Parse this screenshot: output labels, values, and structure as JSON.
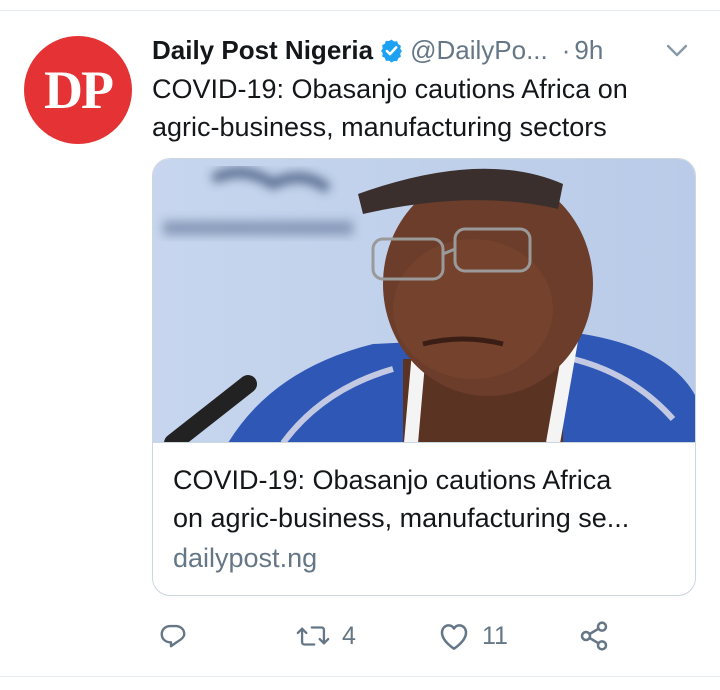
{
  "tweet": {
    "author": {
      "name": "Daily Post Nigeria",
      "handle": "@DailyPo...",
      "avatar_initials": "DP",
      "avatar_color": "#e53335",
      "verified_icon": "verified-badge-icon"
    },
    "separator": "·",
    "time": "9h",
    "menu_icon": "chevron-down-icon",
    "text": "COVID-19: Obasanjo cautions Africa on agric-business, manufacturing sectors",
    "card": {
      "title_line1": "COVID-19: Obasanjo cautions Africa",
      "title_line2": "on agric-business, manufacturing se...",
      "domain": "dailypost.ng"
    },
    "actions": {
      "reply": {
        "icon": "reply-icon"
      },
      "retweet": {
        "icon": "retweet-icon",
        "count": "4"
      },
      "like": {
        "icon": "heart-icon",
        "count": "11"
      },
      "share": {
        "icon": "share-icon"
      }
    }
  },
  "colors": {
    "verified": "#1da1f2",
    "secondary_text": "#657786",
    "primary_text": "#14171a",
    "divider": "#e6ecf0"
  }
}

━━━━━━━━━━

**Short problem**
Copy the records above exactly. The pictures are not part of the copy.

**Task answer**
Parse this screenshot: output labels, values, and structure as JSON.
{
  "tweet": {
    "author": {
      "name": "Daily Post Nigeria",
      "handle": "@DailyPo...",
      "avatar_initials": "DP",
      "avatar_color": "#e53335",
      "verified_icon": "verified-badge-icon"
    },
    "separator": "·",
    "time": "9h",
    "menu_icon": "chevron-down-icon",
    "text": "COVID-19: Obasanjo cautions Africa on agric-business, manufacturing sectors",
    "card": {
      "title_line1": "COVID-19: Obasanjo cautions Africa",
      "title_line2": "on agric-business, manufacturing se...",
      "domain": "dailypost.ng"
    },
    "actions": {
      "reply": {
        "icon": "reply-icon"
      },
      "retweet": {
        "icon": "retweet-icon",
        "count": "4"
      },
      "like": {
        "icon": "heart-icon",
        "count": "11"
      },
      "share": {
        "icon": "share-icon"
      }
    }
  },
  "colors": {
    "verified": "#1da1f2",
    "secondary_text": "#657786",
    "primary_text": "#14171a",
    "divider": "#e6ecf0"
  }
}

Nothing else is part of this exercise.